Given problem — In the records that follow, locate every line with "lits" and extract it.

Items —
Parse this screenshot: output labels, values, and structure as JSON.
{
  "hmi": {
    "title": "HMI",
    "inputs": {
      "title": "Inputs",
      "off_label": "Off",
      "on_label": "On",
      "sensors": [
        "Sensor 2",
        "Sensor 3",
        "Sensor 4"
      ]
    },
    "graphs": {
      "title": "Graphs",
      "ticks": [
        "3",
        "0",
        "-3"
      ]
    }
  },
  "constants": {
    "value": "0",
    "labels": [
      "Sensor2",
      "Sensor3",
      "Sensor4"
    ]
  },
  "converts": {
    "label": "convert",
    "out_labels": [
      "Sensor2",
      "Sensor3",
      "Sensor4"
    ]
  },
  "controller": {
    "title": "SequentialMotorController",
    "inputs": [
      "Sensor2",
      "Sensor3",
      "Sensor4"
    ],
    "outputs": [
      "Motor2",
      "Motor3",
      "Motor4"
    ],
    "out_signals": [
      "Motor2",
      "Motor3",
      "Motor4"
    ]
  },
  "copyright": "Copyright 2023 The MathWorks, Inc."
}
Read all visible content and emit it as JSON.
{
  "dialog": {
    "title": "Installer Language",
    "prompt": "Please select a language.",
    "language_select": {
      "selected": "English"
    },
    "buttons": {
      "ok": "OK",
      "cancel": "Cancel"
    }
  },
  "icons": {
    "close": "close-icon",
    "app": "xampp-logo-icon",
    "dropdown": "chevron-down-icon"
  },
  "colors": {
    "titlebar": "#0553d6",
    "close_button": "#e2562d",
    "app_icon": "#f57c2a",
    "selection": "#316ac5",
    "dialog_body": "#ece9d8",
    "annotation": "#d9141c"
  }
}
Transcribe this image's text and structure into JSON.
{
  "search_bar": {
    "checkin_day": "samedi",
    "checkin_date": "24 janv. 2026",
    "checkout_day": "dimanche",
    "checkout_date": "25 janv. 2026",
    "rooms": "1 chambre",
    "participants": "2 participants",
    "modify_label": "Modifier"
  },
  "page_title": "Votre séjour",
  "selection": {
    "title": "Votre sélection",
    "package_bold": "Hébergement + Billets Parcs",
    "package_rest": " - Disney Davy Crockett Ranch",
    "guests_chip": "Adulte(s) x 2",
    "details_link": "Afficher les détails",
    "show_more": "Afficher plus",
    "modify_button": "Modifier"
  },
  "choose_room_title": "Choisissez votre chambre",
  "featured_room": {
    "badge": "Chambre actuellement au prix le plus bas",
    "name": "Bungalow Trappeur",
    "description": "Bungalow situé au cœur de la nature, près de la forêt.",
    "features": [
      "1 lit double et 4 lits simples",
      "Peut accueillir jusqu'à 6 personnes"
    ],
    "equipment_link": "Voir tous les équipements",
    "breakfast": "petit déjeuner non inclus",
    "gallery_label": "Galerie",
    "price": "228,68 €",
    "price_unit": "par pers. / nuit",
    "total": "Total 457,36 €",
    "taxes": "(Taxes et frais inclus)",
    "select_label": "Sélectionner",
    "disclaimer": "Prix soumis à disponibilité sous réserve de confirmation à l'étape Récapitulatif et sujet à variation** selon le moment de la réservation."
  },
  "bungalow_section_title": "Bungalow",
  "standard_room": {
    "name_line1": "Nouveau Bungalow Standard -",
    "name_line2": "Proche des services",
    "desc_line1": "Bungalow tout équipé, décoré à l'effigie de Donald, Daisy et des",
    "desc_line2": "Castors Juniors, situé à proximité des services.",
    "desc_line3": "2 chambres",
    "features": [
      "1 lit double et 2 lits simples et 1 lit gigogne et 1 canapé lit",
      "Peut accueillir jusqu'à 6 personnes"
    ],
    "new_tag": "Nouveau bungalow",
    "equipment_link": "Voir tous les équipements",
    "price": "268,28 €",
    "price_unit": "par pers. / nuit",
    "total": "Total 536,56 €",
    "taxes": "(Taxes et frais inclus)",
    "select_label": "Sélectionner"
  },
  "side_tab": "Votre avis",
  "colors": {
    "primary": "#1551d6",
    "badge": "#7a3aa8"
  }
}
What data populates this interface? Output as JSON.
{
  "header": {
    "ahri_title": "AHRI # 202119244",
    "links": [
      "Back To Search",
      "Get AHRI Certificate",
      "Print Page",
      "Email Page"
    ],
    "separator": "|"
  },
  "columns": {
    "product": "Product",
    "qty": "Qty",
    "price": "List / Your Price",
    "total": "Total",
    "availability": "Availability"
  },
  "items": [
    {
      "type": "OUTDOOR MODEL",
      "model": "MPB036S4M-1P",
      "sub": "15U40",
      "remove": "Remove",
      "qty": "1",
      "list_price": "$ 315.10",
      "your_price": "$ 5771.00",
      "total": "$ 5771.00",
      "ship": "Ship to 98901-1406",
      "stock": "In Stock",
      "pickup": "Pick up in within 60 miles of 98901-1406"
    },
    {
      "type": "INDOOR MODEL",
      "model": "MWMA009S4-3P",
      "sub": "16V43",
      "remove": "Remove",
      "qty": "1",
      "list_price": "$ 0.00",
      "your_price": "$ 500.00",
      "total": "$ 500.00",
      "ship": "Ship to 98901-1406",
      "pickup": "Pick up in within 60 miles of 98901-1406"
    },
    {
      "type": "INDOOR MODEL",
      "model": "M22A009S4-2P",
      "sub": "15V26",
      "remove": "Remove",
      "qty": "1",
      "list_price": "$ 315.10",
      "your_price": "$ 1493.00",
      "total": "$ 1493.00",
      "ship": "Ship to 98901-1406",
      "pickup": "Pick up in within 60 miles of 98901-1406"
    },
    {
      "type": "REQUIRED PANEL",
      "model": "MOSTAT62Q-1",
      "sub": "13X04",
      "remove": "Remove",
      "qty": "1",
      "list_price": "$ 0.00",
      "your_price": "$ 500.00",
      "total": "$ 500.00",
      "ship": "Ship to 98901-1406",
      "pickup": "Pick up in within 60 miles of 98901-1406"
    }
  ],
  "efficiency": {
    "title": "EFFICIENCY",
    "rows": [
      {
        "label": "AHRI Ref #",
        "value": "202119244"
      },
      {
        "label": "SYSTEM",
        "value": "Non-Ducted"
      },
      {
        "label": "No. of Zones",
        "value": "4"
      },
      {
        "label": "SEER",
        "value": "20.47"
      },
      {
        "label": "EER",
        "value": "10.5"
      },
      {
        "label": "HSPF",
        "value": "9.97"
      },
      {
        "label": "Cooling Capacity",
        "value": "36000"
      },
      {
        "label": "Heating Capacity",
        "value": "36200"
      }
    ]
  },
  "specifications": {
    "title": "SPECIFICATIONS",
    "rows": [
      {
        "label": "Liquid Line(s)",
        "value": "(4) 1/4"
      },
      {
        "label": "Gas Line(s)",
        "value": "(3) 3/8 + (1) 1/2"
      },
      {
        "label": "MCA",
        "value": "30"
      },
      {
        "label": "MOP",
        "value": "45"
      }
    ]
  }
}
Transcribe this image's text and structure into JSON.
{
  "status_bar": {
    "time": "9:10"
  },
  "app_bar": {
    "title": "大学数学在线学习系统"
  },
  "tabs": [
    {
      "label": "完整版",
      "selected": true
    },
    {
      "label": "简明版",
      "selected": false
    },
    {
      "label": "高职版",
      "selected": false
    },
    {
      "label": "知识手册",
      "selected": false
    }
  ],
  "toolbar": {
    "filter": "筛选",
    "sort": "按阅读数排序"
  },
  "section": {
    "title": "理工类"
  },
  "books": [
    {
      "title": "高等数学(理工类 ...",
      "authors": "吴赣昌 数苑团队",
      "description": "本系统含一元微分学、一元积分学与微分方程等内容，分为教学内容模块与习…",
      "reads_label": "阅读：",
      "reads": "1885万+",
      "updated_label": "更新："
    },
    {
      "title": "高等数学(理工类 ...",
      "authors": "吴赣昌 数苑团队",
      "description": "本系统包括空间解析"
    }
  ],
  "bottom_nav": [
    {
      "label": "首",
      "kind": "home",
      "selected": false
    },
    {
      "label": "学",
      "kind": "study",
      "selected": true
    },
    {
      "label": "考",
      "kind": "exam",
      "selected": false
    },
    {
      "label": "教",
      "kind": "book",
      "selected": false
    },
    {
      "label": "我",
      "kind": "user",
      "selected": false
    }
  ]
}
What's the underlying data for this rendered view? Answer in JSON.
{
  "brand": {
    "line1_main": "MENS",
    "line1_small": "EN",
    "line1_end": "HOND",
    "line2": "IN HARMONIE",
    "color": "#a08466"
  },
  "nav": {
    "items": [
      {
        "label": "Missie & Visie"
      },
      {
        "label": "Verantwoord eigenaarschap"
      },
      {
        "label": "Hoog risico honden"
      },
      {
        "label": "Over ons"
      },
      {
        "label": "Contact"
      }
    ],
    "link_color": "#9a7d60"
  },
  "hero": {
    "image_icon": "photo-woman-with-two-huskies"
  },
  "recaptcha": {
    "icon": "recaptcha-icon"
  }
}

Output of the exercise —
      "1 lit double et 4 lits simples",
      "1 lit double et 2 lits simples et 1 lit gigogne et 1 canapé lit",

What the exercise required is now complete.